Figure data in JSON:
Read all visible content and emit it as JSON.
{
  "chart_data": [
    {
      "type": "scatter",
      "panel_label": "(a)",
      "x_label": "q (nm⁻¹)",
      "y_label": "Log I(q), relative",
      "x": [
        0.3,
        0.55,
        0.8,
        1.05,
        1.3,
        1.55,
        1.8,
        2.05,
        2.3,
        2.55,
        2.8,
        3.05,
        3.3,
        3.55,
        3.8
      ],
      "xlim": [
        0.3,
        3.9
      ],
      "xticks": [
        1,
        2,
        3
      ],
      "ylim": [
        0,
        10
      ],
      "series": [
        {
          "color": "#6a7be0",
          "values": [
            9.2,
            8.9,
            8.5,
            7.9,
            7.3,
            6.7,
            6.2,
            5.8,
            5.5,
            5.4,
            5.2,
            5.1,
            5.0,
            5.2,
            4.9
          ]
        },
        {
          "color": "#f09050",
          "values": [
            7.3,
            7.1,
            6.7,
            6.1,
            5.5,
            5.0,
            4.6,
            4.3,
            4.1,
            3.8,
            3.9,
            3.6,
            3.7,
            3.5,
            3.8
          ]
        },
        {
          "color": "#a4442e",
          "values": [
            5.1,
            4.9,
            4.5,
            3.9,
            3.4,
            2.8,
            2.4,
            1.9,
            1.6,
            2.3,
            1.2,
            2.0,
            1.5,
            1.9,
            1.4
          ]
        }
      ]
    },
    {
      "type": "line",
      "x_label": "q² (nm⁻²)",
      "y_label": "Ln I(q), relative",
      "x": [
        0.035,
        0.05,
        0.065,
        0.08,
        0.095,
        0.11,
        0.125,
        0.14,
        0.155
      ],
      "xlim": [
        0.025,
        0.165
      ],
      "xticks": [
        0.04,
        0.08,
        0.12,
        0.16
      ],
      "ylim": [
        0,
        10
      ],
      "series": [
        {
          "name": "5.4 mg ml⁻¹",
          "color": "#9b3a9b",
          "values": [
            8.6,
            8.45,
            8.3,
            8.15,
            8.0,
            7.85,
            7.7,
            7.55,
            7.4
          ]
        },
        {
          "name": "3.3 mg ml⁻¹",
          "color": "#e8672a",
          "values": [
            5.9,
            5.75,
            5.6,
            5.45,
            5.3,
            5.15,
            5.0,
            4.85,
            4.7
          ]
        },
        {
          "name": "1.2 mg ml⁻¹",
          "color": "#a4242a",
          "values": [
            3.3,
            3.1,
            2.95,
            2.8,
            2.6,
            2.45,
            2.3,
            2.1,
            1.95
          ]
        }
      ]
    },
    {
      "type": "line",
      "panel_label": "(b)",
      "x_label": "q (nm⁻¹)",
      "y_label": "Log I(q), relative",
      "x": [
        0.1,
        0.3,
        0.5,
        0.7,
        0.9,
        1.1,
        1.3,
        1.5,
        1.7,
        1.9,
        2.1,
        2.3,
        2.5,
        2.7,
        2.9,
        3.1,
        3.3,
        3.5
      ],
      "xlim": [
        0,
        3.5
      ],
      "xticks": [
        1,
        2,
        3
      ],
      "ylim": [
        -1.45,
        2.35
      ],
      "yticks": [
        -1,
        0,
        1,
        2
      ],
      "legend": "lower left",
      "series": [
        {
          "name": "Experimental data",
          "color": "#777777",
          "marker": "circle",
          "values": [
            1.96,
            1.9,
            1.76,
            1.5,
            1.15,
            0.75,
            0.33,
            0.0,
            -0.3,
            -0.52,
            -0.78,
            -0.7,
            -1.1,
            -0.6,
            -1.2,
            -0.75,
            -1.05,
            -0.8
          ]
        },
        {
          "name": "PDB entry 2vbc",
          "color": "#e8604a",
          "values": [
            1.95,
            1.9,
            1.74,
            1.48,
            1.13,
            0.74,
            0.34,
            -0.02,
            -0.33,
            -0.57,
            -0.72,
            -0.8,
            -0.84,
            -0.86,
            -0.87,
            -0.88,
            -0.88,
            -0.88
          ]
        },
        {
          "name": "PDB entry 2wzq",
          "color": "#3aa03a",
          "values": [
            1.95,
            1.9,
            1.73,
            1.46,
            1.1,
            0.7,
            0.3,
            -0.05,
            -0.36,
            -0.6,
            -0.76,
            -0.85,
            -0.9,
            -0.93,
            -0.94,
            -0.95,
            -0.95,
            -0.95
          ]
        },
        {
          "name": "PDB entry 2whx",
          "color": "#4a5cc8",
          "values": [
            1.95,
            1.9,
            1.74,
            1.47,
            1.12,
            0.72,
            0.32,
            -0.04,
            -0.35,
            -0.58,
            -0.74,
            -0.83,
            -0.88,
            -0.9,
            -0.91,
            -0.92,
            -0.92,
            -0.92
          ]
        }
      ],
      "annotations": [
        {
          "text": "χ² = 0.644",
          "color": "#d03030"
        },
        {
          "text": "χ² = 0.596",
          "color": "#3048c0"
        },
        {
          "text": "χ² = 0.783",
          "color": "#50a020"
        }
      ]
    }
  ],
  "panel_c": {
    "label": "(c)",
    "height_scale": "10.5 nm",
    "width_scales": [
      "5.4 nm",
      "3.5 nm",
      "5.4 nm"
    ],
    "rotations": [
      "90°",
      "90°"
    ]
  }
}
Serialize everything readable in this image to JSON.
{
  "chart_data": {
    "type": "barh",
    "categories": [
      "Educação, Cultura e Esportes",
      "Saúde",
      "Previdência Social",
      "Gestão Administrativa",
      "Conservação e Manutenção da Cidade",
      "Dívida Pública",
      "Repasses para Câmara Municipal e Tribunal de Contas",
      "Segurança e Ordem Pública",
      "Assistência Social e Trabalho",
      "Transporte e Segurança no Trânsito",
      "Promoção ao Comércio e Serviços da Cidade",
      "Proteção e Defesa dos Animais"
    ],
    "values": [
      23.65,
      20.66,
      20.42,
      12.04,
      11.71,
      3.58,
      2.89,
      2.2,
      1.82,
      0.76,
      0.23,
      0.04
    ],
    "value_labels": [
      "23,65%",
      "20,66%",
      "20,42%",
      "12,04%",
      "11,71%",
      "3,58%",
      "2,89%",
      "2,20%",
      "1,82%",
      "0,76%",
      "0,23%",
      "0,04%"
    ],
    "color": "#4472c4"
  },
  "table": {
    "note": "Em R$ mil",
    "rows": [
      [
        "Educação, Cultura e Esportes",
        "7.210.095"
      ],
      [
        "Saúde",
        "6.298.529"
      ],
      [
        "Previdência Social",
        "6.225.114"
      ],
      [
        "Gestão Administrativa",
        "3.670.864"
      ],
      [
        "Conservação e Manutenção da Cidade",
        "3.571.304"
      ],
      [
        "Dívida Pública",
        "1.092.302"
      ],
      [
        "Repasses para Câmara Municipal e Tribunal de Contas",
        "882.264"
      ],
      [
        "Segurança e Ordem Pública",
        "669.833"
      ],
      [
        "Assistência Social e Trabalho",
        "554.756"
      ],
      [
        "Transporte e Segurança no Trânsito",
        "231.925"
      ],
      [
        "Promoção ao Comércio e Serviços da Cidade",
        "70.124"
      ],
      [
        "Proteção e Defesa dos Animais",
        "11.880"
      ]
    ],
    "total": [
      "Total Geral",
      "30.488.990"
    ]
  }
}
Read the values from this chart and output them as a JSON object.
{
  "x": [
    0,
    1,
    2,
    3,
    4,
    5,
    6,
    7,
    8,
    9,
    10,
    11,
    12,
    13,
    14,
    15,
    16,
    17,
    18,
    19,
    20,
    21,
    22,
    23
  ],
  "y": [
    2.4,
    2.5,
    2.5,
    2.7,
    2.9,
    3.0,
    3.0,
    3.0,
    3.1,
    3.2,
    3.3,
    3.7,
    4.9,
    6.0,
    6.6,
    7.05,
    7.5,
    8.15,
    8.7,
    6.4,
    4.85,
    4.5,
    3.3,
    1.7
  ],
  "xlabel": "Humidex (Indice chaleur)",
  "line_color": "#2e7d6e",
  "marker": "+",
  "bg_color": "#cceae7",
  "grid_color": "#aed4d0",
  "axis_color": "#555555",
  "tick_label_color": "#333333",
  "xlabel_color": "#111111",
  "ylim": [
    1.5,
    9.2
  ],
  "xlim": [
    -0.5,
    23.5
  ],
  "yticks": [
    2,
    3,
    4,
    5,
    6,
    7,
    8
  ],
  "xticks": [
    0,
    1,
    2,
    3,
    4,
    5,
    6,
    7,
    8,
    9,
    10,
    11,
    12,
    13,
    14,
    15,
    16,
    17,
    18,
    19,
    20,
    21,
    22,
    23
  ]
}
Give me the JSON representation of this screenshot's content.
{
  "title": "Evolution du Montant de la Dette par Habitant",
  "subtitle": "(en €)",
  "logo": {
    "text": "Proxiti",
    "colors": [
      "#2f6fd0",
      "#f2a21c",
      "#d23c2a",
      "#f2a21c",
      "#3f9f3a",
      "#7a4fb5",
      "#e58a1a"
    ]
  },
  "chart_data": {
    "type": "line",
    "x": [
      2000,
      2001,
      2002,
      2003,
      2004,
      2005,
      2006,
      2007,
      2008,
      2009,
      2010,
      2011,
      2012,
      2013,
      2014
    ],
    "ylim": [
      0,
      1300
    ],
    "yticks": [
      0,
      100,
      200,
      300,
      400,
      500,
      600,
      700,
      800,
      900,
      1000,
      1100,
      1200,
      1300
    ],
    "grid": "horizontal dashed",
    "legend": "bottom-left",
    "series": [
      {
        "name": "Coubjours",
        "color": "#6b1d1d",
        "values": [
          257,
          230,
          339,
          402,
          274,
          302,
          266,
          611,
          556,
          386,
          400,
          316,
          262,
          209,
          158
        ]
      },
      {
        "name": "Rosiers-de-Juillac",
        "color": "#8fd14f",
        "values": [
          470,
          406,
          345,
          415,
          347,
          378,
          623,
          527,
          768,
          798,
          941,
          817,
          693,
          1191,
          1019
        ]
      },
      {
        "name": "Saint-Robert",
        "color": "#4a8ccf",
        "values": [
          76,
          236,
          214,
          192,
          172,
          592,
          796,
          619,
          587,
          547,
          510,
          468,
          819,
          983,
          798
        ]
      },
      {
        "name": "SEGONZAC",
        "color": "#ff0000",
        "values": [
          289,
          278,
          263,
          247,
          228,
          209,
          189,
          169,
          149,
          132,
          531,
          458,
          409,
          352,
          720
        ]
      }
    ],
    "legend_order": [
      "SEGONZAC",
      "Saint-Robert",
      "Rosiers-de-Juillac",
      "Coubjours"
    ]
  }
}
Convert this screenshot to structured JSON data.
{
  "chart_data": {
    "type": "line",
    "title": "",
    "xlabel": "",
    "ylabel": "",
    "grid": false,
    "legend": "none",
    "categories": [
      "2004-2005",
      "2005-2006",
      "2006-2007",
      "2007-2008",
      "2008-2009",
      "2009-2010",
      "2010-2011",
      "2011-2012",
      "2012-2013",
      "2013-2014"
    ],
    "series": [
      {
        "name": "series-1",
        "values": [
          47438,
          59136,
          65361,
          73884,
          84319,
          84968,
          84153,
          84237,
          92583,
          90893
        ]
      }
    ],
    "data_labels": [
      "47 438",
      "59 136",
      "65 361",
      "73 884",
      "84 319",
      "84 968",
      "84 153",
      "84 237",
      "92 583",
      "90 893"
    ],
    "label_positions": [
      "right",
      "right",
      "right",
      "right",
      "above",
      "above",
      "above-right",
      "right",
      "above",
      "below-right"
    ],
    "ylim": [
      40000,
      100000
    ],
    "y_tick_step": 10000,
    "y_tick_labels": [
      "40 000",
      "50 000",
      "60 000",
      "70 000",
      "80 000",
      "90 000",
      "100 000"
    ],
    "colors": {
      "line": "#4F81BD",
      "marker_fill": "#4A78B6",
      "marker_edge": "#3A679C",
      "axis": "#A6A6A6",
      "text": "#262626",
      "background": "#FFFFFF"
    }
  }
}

## Job
Check each line above for the string "Juillac" and report how many lines have it, giving only the number.

## Output below
2